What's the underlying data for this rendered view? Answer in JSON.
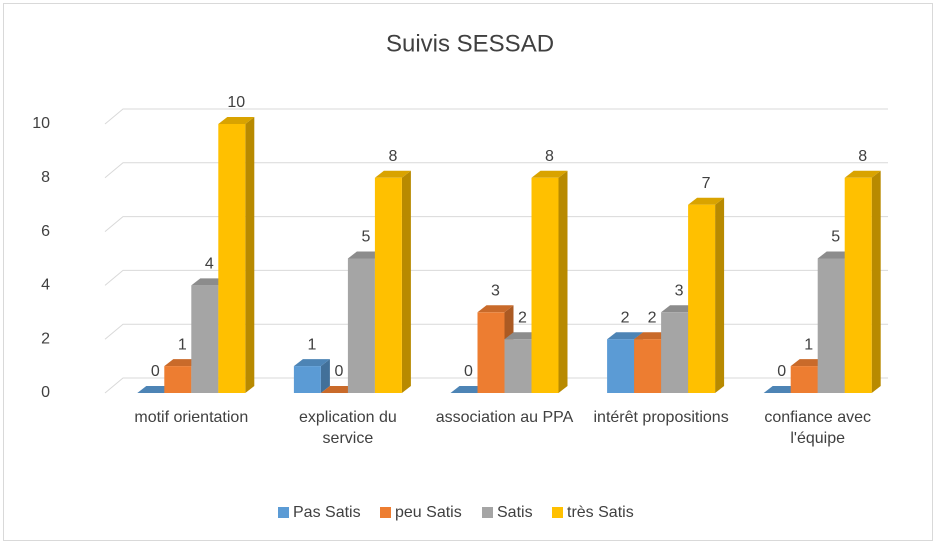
{
  "chart_data": {
    "type": "bar3d",
    "title": "Suivis SESSAD",
    "categories": [
      "motif orientation",
      "explication du service",
      "association au PPA",
      "intérêt propositions",
      "confiance avec l'équipe"
    ],
    "series": [
      {
        "name": "Pas Satis",
        "color": "#5b9bd5",
        "values": [
          0,
          1,
          0,
          2,
          0
        ]
      },
      {
        "name": "peu Satis",
        "color": "#ed7d31",
        "values": [
          1,
          0,
          3,
          2,
          1
        ]
      },
      {
        "name": "Satis",
        "color": "#a5a5a5",
        "values": [
          4,
          5,
          2,
          3,
          5
        ]
      },
      {
        "name": "très Satis",
        "color": "#ffc000",
        "values": [
          10,
          8,
          8,
          7,
          8
        ]
      }
    ],
    "ylim": [
      0,
      10
    ],
    "yticks": [
      0,
      2,
      4,
      6,
      8,
      10
    ],
    "grid": true,
    "legend": "bottom"
  }
}
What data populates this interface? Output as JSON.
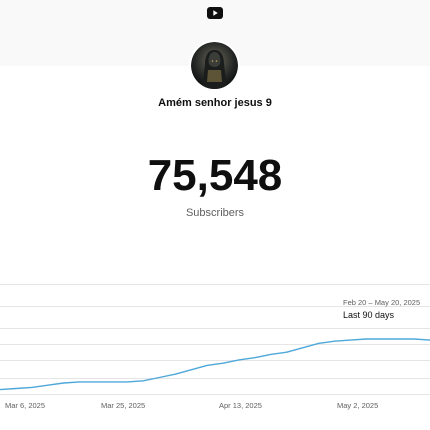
{
  "header": {
    "logo_icon": "youtube-logo-icon"
  },
  "channel": {
    "avatar_icon": "channel-avatar-hooded-figure",
    "name": "Amém senhor jesus 9"
  },
  "stats": {
    "subscriber_count": "75,548",
    "subscriber_label": "Subscribers"
  },
  "period": {
    "range": "Feb 20 – May 20, 2025",
    "label": "Last 90 days"
  },
  "colors": {
    "line": "#4ea8d9",
    "grid": "#e5e5e5",
    "axis_text": "#606060"
  },
  "chart_data": {
    "type": "line",
    "title": "",
    "xlabel": "",
    "ylabel": "",
    "x_tick_labels": [
      "Mar 6, 2025",
      "Mar 25, 2025",
      "Apr 13, 2025",
      "May 2, 2025"
    ],
    "grid": true,
    "series": [
      {
        "values": [
          4,
          5,
          6,
          8,
          10,
          11,
          11,
          11,
          11,
          12,
          15,
          18,
          22,
          26,
          28,
          31,
          33,
          36,
          38,
          42,
          46,
          48,
          49,
          50,
          50,
          50,
          50,
          49
        ]
      }
    ]
  }
}
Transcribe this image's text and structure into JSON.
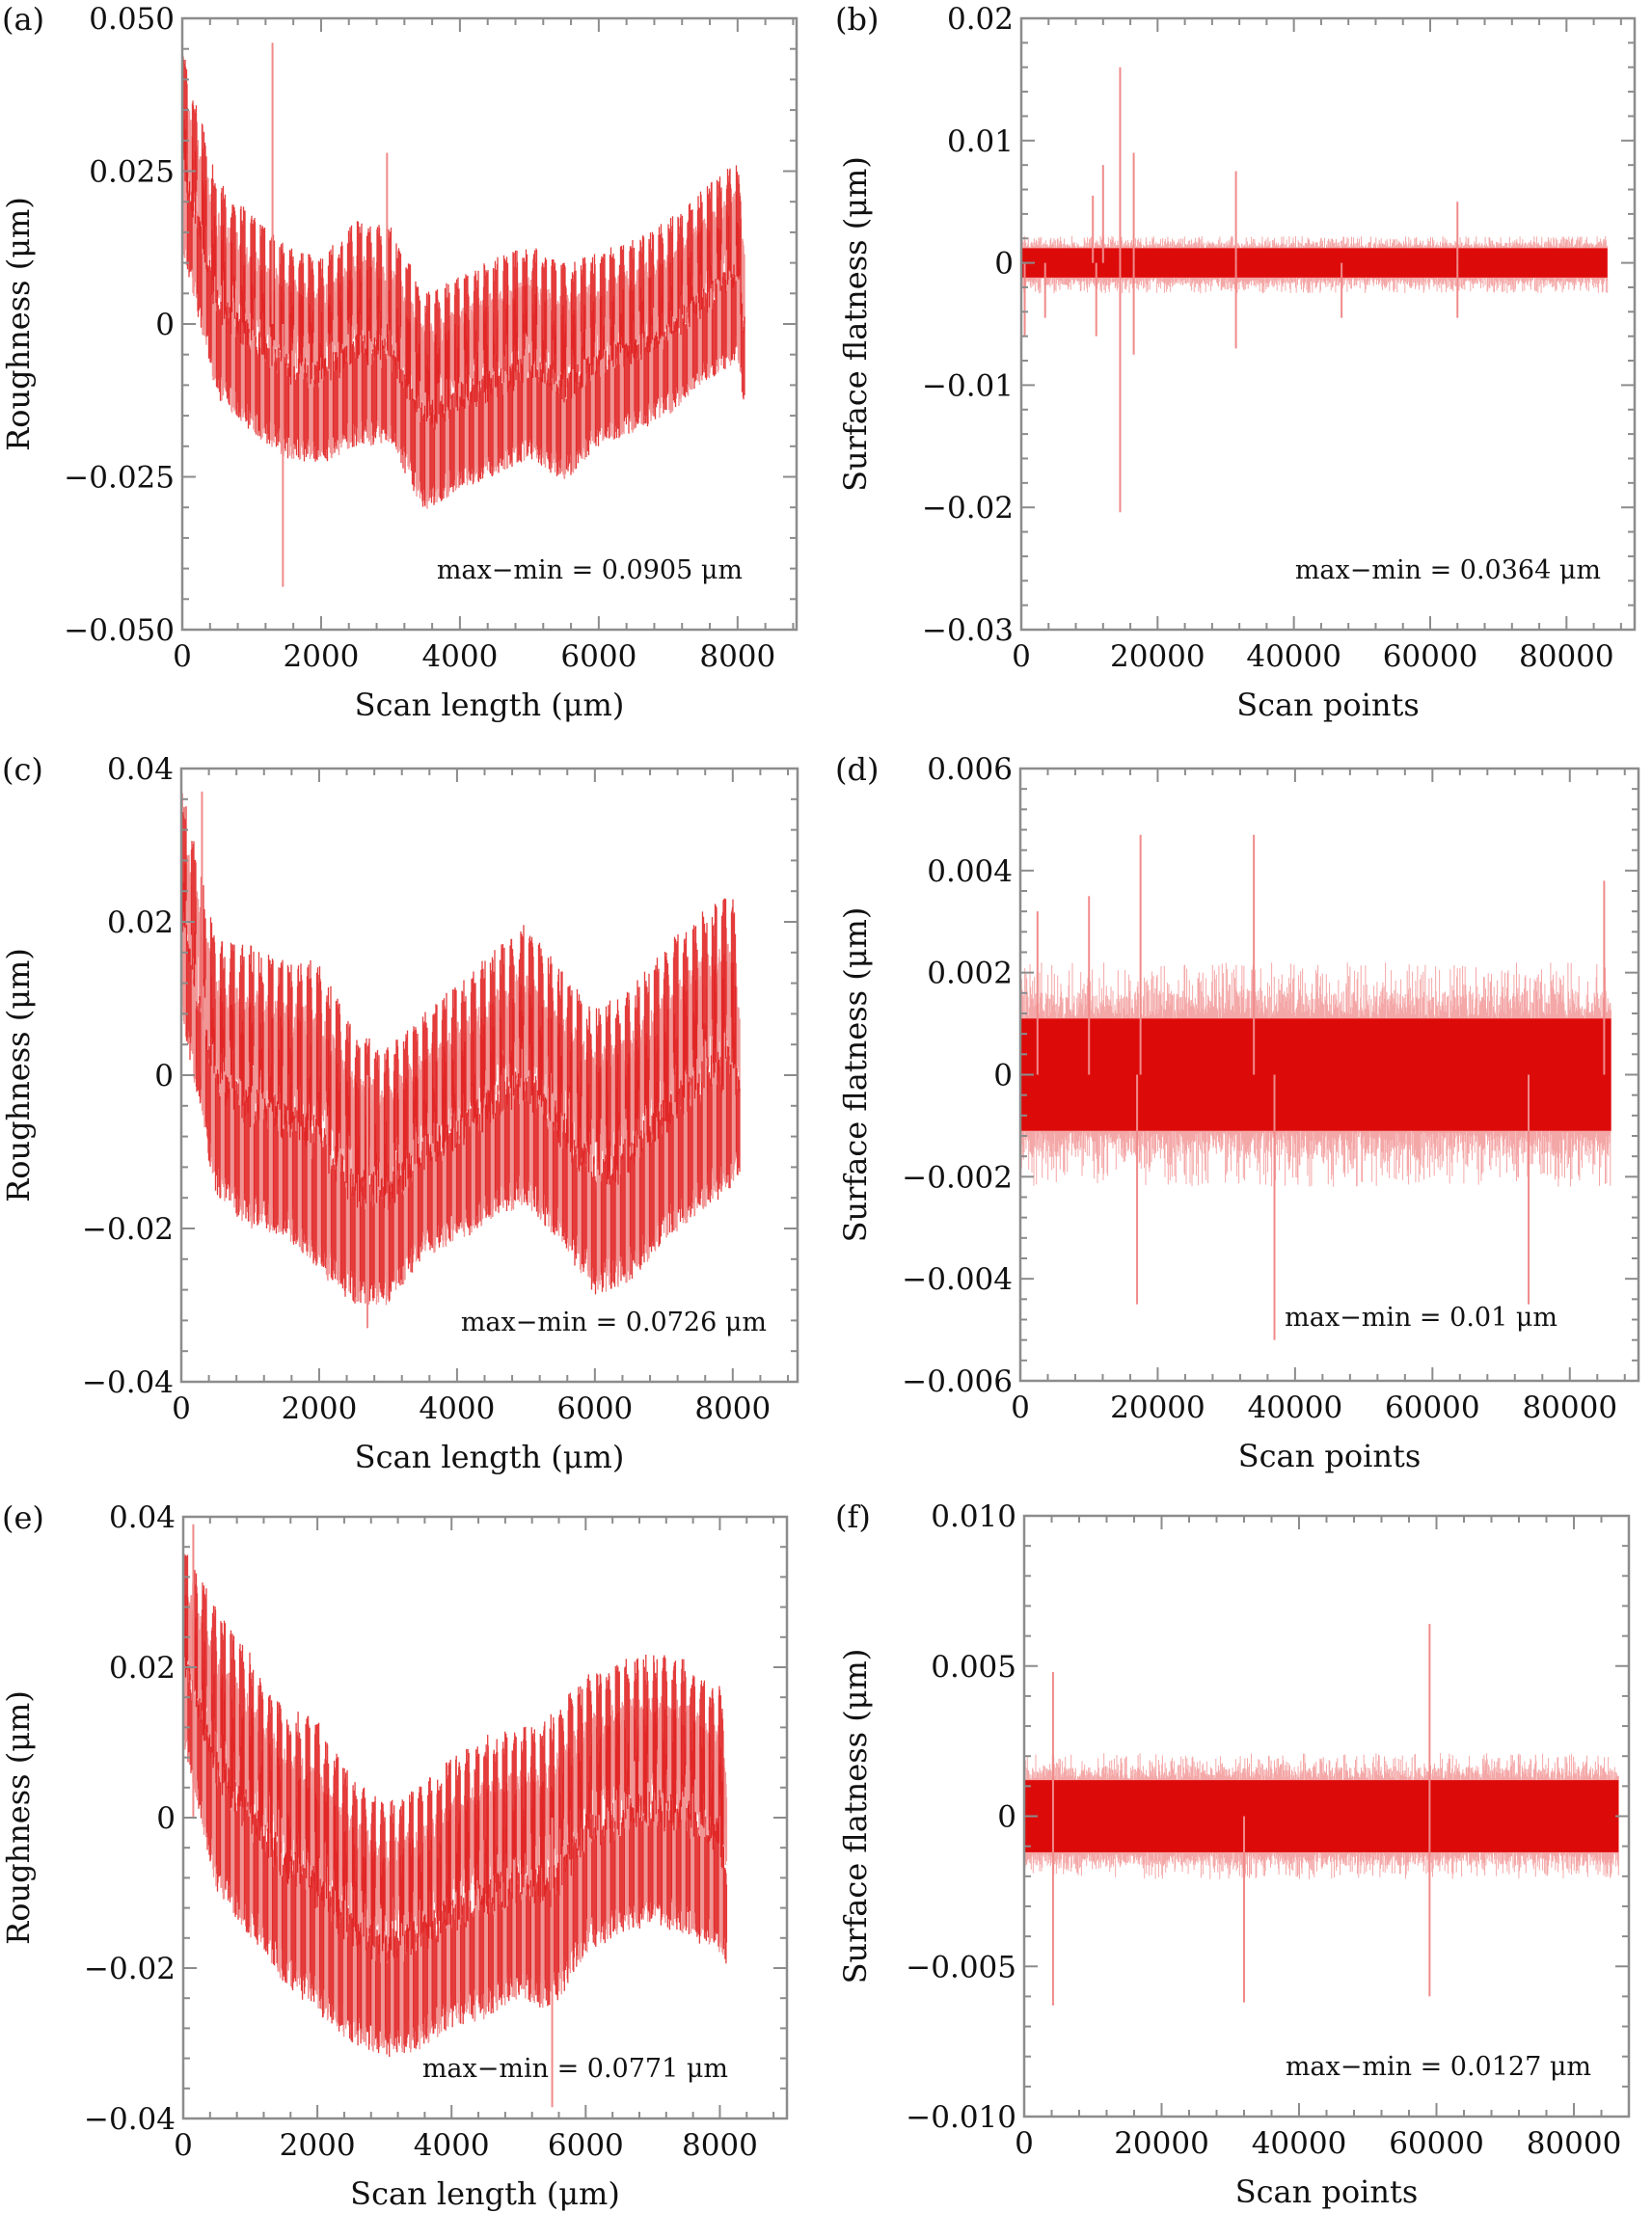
{
  "colors": {
    "signal_dark": "#dd0a0a",
    "signal_light": "#f08a8a",
    "axis": "#8c8c8c",
    "text": "#111111"
  },
  "chart_data": [
    {
      "id": "a",
      "type": "line",
      "panel_label": "(a)",
      "title": "",
      "xlabel": "Scan length (μm)",
      "ylabel": "Roughness (μm)",
      "xlim": [
        0,
        8850
      ],
      "ylim": [
        -0.05,
        0.05
      ],
      "xticks": [
        0,
        2000,
        4000,
        6000,
        8000
      ],
      "xtick_labels": [
        "0",
        "2000",
        "4000",
        "6000",
        "8000"
      ],
      "yticks": [
        -0.05,
        -0.025,
        0,
        0.025,
        0.05
      ],
      "ytick_labels": [
        "−0.050",
        "−0.025",
        "0",
        "0.025",
        "0.050"
      ],
      "annotation": "max−min = 0.0905 μm",
      "series": [
        {
          "name": "Roughness",
          "x_range": [
            0,
            8100
          ],
          "envelope_x": [
            0,
            500,
            1000,
            1500,
            2000,
            2500,
            3000,
            3500,
            4000,
            4500,
            5000,
            5500,
            6000,
            6500,
            7000,
            7500,
            8000,
            8100
          ],
          "envelope_upper": [
            0.045,
            0.024,
            0.018,
            0.013,
            0.011,
            0.017,
            0.016,
            0.005,
            0.008,
            0.011,
            0.013,
            0.01,
            0.012,
            0.014,
            0.017,
            0.022,
            0.027,
            0.018
          ],
          "envelope_lower": [
            0.012,
            -0.012,
            -0.018,
            -0.022,
            -0.023,
            -0.02,
            -0.02,
            -0.031,
            -0.027,
            -0.025,
            -0.022,
            -0.026,
            -0.02,
            -0.018,
            -0.015,
            -0.01,
            -0.006,
            -0.015
          ],
          "spikes": [
            {
              "x": 1300,
              "y": 0.046
            },
            {
              "x": 1450,
              "y": -0.043
            },
            {
              "x": 2950,
              "y": 0.028
            }
          ]
        }
      ]
    },
    {
      "id": "b",
      "type": "line",
      "panel_label": "(b)",
      "title": "",
      "xlabel": "Scan points",
      "ylabel": "Surface flatness (μm)",
      "xlim": [
        0,
        90000
      ],
      "ylim": [
        -0.03,
        0.02
      ],
      "xticks": [
        0,
        20000,
        40000,
        60000,
        80000
      ],
      "xtick_labels": [
        "0",
        "20000",
        "40000",
        "60000",
        "80000"
      ],
      "yticks": [
        -0.03,
        -0.02,
        -0.01,
        0,
        0.01,
        0.02
      ],
      "ytick_labels": [
        "−0.03",
        "−0.02",
        "−0.01",
        "0",
        "0.01",
        "0.02"
      ],
      "annotation": "max−min = 0.0364 μm",
      "series": [
        {
          "name": "Surface flatness",
          "x_range": [
            0,
            86000
          ],
          "band": [
            -0.0012,
            0.0012
          ],
          "noise": [
            -0.0025,
            0.0022
          ],
          "spikes": [
            {
              "x": 10500,
              "y": 0.0055
            },
            {
              "x": 12000,
              "y": 0.008
            },
            {
              "x": 14500,
              "y": 0.016
            },
            {
              "x": 14500,
              "y": -0.0204
            },
            {
              "x": 16500,
              "y": 0.009
            },
            {
              "x": 16500,
              "y": -0.0075
            },
            {
              "x": 31500,
              "y": 0.0075
            },
            {
              "x": 31500,
              "y": -0.007
            },
            {
              "x": 500,
              "y": -0.006
            },
            {
              "x": 3500,
              "y": -0.0045
            },
            {
              "x": 11000,
              "y": -0.006
            },
            {
              "x": 64000,
              "y": 0.005
            },
            {
              "x": 64000,
              "y": -0.0045
            },
            {
              "x": 47000,
              "y": -0.0045
            }
          ]
        }
      ]
    },
    {
      "id": "c",
      "type": "line",
      "panel_label": "(c)",
      "title": "",
      "xlabel": "Scan length (μm)",
      "ylabel": "Roughness (μm)",
      "xlim": [
        0,
        8940
      ],
      "ylim": [
        -0.04,
        0.04
      ],
      "xticks": [
        0,
        2000,
        4000,
        6000,
        8000
      ],
      "xtick_labels": [
        "0",
        "2000",
        "4000",
        "6000",
        "8000"
      ],
      "yticks": [
        -0.04,
        -0.02,
        0,
        0.02,
        0.04
      ],
      "ytick_labels": [
        "−0.04",
        "−0.02",
        "0",
        "0.02",
        "0.04"
      ],
      "annotation": "max−min = 0.0726 μm",
      "series": [
        {
          "name": "Roughness",
          "x_range": [
            0,
            8100
          ],
          "envelope_x": [
            0,
            500,
            1000,
            1500,
            2000,
            2500,
            3000,
            3500,
            4000,
            4500,
            5000,
            5500,
            6000,
            6500,
            7000,
            7500,
            8000,
            8100
          ],
          "envelope_upper": [
            0.038,
            0.018,
            0.017,
            0.015,
            0.015,
            0.006,
            0.004,
            0.008,
            0.012,
            0.016,
            0.02,
            0.014,
            0.009,
            0.011,
            0.017,
            0.021,
            0.024,
            0.012
          ],
          "envelope_lower": [
            0.008,
            -0.016,
            -0.02,
            -0.021,
            -0.026,
            -0.03,
            -0.03,
            -0.024,
            -0.022,
            -0.019,
            -0.017,
            -0.022,
            -0.029,
            -0.027,
            -0.022,
            -0.018,
            -0.015,
            -0.013
          ],
          "spikes": [
            {
              "x": 300,
              "y": 0.037
            },
            {
              "x": 2700,
              "y": -0.033
            }
          ]
        }
      ]
    },
    {
      "id": "d",
      "type": "line",
      "panel_label": "(d)",
      "title": "",
      "xlabel": "Scan points",
      "ylabel": "Surface flatness (μm)",
      "xlim": [
        0,
        90000
      ],
      "ylim": [
        -0.006,
        0.006
      ],
      "xticks": [
        0,
        20000,
        40000,
        60000,
        80000
      ],
      "xtick_labels": [
        "0",
        "20000",
        "40000",
        "60000",
        "80000"
      ],
      "yticks": [
        -0.006,
        -0.004,
        -0.002,
        0,
        0.002,
        0.004,
        0.006
      ],
      "ytick_labels": [
        "−0.006",
        "−0.004",
        "−0.002",
        "0",
        "0.002",
        "0.004",
        "0.006"
      ],
      "annotation": "max−min = 0.01 μm",
      "series": [
        {
          "name": "Surface flatness",
          "x_range": [
            0,
            86000
          ],
          "band": [
            -0.0011,
            0.0011
          ],
          "noise": [
            -0.0022,
            0.0022
          ],
          "spikes": [
            {
              "x": 17500,
              "y": 0.0047
            },
            {
              "x": 34000,
              "y": 0.0047
            },
            {
              "x": 37000,
              "y": -0.0052
            },
            {
              "x": 17000,
              "y": -0.0045
            },
            {
              "x": 74000,
              "y": -0.0045
            },
            {
              "x": 85000,
              "y": 0.0038
            },
            {
              "x": 2500,
              "y": 0.0032
            },
            {
              "x": 10000,
              "y": 0.0035
            }
          ]
        }
      ]
    },
    {
      "id": "e",
      "type": "line",
      "panel_label": "(e)",
      "title": "",
      "xlabel": "Scan length (μm)",
      "ylabel": "Roughness (μm)",
      "xlim": [
        0,
        9000
      ],
      "ylim": [
        -0.04,
        0.04
      ],
      "xticks": [
        0,
        2000,
        4000,
        6000,
        8000
      ],
      "xtick_labels": [
        "0",
        "2000",
        "4000",
        "6000",
        "8000"
      ],
      "yticks": [
        -0.04,
        -0.02,
        0,
        0.02,
        0.04
      ],
      "ytick_labels": [
        "−0.04",
        "−0.02",
        "0",
        "0.02",
        "0.04"
      ],
      "annotation": "max−min = 0.0771 μm",
      "series": [
        {
          "name": "Roughness",
          "x_range": [
            0,
            8100
          ],
          "envelope_x": [
            0,
            500,
            1000,
            1500,
            2000,
            2500,
            3000,
            3500,
            4000,
            4500,
            5000,
            5500,
            6000,
            6500,
            7000,
            7500,
            8000,
            8100
          ],
          "envelope_upper": [
            0.036,
            0.028,
            0.022,
            0.015,
            0.013,
            0.006,
            0.002,
            0.004,
            0.008,
            0.011,
            0.012,
            0.014,
            0.019,
            0.021,
            0.022,
            0.021,
            0.018,
            0.01
          ],
          "envelope_lower": [
            0.01,
            -0.01,
            -0.016,
            -0.022,
            -0.026,
            -0.03,
            -0.032,
            -0.031,
            -0.028,
            -0.027,
            -0.024,
            -0.026,
            -0.018,
            -0.016,
            -0.014,
            -0.016,
            -0.018,
            -0.02
          ],
          "spikes": [
            {
              "x": 5500,
              "y": -0.0385
            },
            {
              "x": 150,
              "y": 0.039
            }
          ]
        }
      ]
    },
    {
      "id": "f",
      "type": "line",
      "panel_label": "(f)",
      "title": "",
      "xlabel": "Scan points",
      "ylabel": "Surface flatness (μm)",
      "xlim": [
        0,
        88000
      ],
      "ylim": [
        -0.01,
        0.01
      ],
      "xticks": [
        0,
        20000,
        40000,
        60000,
        80000
      ],
      "xtick_labels": [
        "0",
        "20000",
        "40000",
        "60000",
        "80000"
      ],
      "yticks": [
        -0.01,
        -0.005,
        0,
        0.005,
        0.01
      ],
      "ytick_labels": [
        "−0.010",
        "−0.005",
        "0",
        "0.005",
        "0.010"
      ],
      "annotation": "max−min = 0.0127 μm",
      "series": [
        {
          "name": "Surface flatness",
          "x_range": [
            0,
            86500
          ],
          "band": [
            -0.0012,
            0.0012
          ],
          "noise": [
            -0.0021,
            0.0021
          ],
          "spikes": [
            {
              "x": 59000,
              "y": 0.0064
            },
            {
              "x": 59000,
              "y": -0.006
            },
            {
              "x": 4200,
              "y": 0.0048
            },
            {
              "x": 4200,
              "y": -0.0063
            },
            {
              "x": 32000,
              "y": -0.0062
            }
          ]
        }
      ]
    }
  ]
}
# # # # #
• [Stated exercise]
Within the listing above, find every line containing the string "this" and return it.

• [The completed task]
What's the underlying data for this rendered view? Answer in JSON.
What data populates this interface? Output as JSON.
Transcribe this image's text and structure into JSON.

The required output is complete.